** START Entries provided **
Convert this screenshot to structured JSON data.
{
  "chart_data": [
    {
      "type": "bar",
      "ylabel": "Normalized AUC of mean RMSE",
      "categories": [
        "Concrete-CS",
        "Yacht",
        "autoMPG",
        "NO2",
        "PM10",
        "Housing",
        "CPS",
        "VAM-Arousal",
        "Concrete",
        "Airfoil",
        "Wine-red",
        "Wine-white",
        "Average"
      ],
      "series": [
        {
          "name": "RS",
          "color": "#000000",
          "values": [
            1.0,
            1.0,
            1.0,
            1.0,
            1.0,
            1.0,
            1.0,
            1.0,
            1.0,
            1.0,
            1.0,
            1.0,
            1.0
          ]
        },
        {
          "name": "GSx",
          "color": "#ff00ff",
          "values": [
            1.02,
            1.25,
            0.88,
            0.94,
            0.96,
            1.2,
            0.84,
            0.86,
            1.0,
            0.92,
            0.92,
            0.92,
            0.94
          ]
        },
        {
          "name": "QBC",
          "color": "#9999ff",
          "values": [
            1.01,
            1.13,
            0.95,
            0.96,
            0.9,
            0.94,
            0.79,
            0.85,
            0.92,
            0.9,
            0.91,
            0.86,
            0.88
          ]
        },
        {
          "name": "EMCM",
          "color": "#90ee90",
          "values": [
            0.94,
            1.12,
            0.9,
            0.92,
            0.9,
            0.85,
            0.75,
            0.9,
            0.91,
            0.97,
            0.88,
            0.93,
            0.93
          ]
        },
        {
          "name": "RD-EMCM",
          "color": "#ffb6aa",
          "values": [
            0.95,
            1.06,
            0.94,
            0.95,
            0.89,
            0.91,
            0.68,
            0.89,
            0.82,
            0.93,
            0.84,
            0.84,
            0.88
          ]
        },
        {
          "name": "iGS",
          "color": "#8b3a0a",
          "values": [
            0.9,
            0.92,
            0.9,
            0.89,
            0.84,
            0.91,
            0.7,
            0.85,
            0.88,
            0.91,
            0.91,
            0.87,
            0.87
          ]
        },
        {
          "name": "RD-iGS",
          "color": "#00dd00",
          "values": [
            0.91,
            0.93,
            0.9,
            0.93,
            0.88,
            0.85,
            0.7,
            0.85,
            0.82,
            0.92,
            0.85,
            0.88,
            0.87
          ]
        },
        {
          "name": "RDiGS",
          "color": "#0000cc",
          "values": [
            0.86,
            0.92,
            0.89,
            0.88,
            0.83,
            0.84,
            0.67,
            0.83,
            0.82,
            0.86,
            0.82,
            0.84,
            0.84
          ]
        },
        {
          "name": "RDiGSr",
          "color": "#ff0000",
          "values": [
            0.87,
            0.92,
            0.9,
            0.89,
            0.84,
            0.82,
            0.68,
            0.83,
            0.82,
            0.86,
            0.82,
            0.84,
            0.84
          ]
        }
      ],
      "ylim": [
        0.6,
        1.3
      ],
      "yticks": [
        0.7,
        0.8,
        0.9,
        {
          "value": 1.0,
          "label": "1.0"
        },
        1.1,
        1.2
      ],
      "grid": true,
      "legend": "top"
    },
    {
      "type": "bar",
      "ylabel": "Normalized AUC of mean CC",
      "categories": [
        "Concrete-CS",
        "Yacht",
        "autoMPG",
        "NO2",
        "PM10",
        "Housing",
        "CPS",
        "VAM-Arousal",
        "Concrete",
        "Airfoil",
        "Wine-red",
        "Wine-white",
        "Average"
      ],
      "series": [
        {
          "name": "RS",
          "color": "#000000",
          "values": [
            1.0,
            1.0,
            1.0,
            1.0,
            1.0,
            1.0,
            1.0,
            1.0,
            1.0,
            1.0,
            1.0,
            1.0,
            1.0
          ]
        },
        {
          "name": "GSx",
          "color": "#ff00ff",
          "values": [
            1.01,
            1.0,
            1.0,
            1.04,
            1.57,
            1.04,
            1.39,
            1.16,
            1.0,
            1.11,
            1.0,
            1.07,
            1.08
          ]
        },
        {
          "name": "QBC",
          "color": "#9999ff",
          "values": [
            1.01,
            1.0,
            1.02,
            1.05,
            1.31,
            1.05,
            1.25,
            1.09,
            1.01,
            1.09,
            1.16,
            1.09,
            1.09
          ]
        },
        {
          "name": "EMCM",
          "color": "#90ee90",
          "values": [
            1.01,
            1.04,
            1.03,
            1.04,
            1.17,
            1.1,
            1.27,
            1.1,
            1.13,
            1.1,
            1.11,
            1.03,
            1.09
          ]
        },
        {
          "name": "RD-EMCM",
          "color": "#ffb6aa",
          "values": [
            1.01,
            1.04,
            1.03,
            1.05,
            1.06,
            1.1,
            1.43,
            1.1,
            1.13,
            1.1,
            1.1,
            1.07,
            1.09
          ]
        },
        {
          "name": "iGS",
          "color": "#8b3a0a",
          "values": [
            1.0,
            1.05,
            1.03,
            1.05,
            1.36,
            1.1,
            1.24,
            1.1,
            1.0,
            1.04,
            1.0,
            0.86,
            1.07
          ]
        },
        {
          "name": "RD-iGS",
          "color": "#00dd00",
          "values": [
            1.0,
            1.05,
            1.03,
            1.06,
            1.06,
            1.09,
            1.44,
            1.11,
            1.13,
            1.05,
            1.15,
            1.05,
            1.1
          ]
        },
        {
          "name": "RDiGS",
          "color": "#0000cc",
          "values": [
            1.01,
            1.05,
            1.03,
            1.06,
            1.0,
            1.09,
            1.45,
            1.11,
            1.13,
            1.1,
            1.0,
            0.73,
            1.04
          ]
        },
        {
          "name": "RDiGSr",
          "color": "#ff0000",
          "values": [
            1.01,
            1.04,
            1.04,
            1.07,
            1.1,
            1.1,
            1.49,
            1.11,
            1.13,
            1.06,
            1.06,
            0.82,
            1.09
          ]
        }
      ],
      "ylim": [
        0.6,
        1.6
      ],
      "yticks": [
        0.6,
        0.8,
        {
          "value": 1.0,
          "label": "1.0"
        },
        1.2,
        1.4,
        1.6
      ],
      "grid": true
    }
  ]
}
** END Entries provided **
> [Directions for this task]: Return the entries above exactly, each one complete.

> [Exercise answer]:
Convert this screenshot to structured JSON data.
{
  "chart_data": [
    {
      "type": "bar",
      "ylabel": "Normalized AUC of mean RMSE",
      "categories": [
        "Concrete-CS",
        "Yacht",
        "autoMPG",
        "NO2",
        "PM10",
        "Housing",
        "CPS",
        "VAM-Arousal",
        "Concrete",
        "Airfoil",
        "Wine-red",
        "Wine-white",
        "Average"
      ],
      "series": [
        {
          "name": "RS",
          "color": "#000000",
          "values": [
            1.0,
            1.0,
            1.0,
            1.0,
            1.0,
            1.0,
            1.0,
            1.0,
            1.0,
            1.0,
            1.0,
            1.0,
            1.0
          ]
        },
        {
          "name": "GSx",
          "color": "#ff00ff",
          "values": [
            1.02,
            1.25,
            0.88,
            0.94,
            0.96,
            1.2,
            0.84,
            0.86,
            1.0,
            0.92,
            0.92,
            0.92,
            0.94
          ]
        },
        {
          "name": "QBC",
          "color": "#9999ff",
          "values": [
            1.01,
            1.13,
            0.95,
            0.96,
            0.9,
            0.94,
            0.79,
            0.85,
            0.92,
            0.9,
            0.91,
            0.86,
            0.88
          ]
        },
        {
          "name": "EMCM",
          "color": "#90ee90",
          "values": [
            0.94,
            1.12,
            0.9,
            0.92,
            0.9,
            0.85,
            0.75,
            0.9,
            0.91,
            0.97,
            0.88,
            0.93,
            0.93
          ]
        },
        {
          "name": "RD-EMCM",
          "color": "#ffb6aa",
          "values": [
            0.95,
            1.06,
            0.94,
            0.95,
            0.89,
            0.91,
            0.68,
            0.89,
            0.82,
            0.93,
            0.84,
            0.84,
            0.88
          ]
        },
        {
          "name": "iGS",
          "color": "#8b3a0a",
          "values": [
            0.9,
            0.92,
            0.9,
            0.89,
            0.84,
            0.91,
            0.7,
            0.85,
            0.88,
            0.91,
            0.91,
            0.87,
            0.87
          ]
        },
        {
          "name": "RD-iGS",
          "color": "#00dd00",
          "values": [
            0.91,
            0.93,
            0.9,
            0.93,
            0.88,
            0.85,
            0.7,
            0.85,
            0.82,
            0.92,
            0.85,
            0.88,
            0.87
          ]
        },
        {
          "name": "RDiGS",
          "color": "#0000cc",
          "values": [
            0.86,
            0.92,
            0.89,
            0.88,
            0.83,
            0.84,
            0.67,
            0.83,
            0.82,
            0.86,
            0.82,
            0.84,
            0.84
          ]
        },
        {
          "name": "RDiGSr",
          "color": "#ff0000",
          "values": [
            0.87,
            0.92,
            0.9,
            0.89,
            0.84,
            0.82,
            0.68,
            0.83,
            0.82,
            0.86,
            0.82,
            0.84,
            0.84
          ]
        }
      ],
      "ylim": [
        0.6,
        1.3
      ],
      "yticks": [
        0.7,
        0.8,
        0.9,
        {
          "value": 1.0,
          "label": "1.0"
        },
        1.1,
        1.2
      ],
      "grid": true,
      "legend": "top"
    },
    {
      "type": "bar",
      "ylabel": "Normalized AUC of mean CC",
      "categories": [
        "Concrete-CS",
        "Yacht",
        "autoMPG",
        "NO2",
        "PM10",
        "Housing",
        "CPS",
        "VAM-Arousal",
        "Concrete",
        "Airfoil",
        "Wine-red",
        "Wine-white",
        "Average"
      ],
      "series": [
        {
          "name": "RS",
          "color": "#000000",
          "values": [
            1.0,
            1.0,
            1.0,
            1.0,
            1.0,
            1.0,
            1.0,
            1.0,
            1.0,
            1.0,
            1.0,
            1.0,
            1.0
          ]
        },
        {
          "name": "GSx",
          "color": "#ff00ff",
          "values": [
            1.01,
            1.0,
            1.0,
            1.04,
            1.57,
            1.04,
            1.39,
            1.16,
            1.0,
            1.11,
            1.0,
            1.07,
            1.08
          ]
        },
        {
          "name": "QBC",
          "color": "#9999ff",
          "values": [
            1.01,
            1.0,
            1.02,
            1.05,
            1.31,
            1.05,
            1.25,
            1.09,
            1.01,
            1.09,
            1.16,
            1.09,
            1.09
          ]
        },
        {
          "name": "EMCM",
          "color": "#90ee90",
          "values": [
            1.01,
            1.04,
            1.03,
            1.04,
            1.17,
            1.1,
            1.27,
            1.1,
            1.13,
            1.1,
            1.11,
            1.03,
            1.09
          ]
        },
        {
          "name": "RD-EMCM",
          "color": "#ffb6aa",
          "values": [
            1.01,
            1.04,
            1.03,
            1.05,
            1.06,
            1.1,
            1.43,
            1.1,
            1.13,
            1.1,
            1.1,
            1.07,
            1.09
          ]
        },
        {
          "name": "iGS",
          "color": "#8b3a0a",
          "values": [
            1.0,
            1.05,
            1.03,
            1.05,
            1.36,
            1.1,
            1.24,
            1.1,
            1.0,
            1.04,
            1.0,
            0.86,
            1.07
          ]
        },
        {
          "name": "RD-iGS",
          "color": "#00dd00",
          "values": [
            1.0,
            1.05,
            1.03,
            1.06,
            1.06,
            1.09,
            1.44,
            1.11,
            1.13,
            1.05,
            1.15,
            1.05,
            1.1
          ]
        },
        {
          "name": "RDiGS",
          "color": "#0000cc",
          "values": [
            1.01,
            1.05,
            1.03,
            1.06,
            1.0,
            1.09,
            1.45,
            1.11,
            1.13,
            1.1,
            1.0,
            0.73,
            1.04
          ]
        },
        {
          "name": "RDiGSr",
          "color": "#ff0000",
          "values": [
            1.01,
            1.04,
            1.04,
            1.07,
            1.1,
            1.1,
            1.49,
            1.11,
            1.13,
            1.06,
            1.06,
            0.82,
            1.09
          ]
        }
      ],
      "ylim": [
        0.6,
        1.6
      ],
      "yticks": [
        0.6,
        0.8,
        {
          "value": 1.0,
          "label": "1.0"
        },
        1.2,
        1.4,
        1.6
      ],
      "grid": true
    }
  ]
}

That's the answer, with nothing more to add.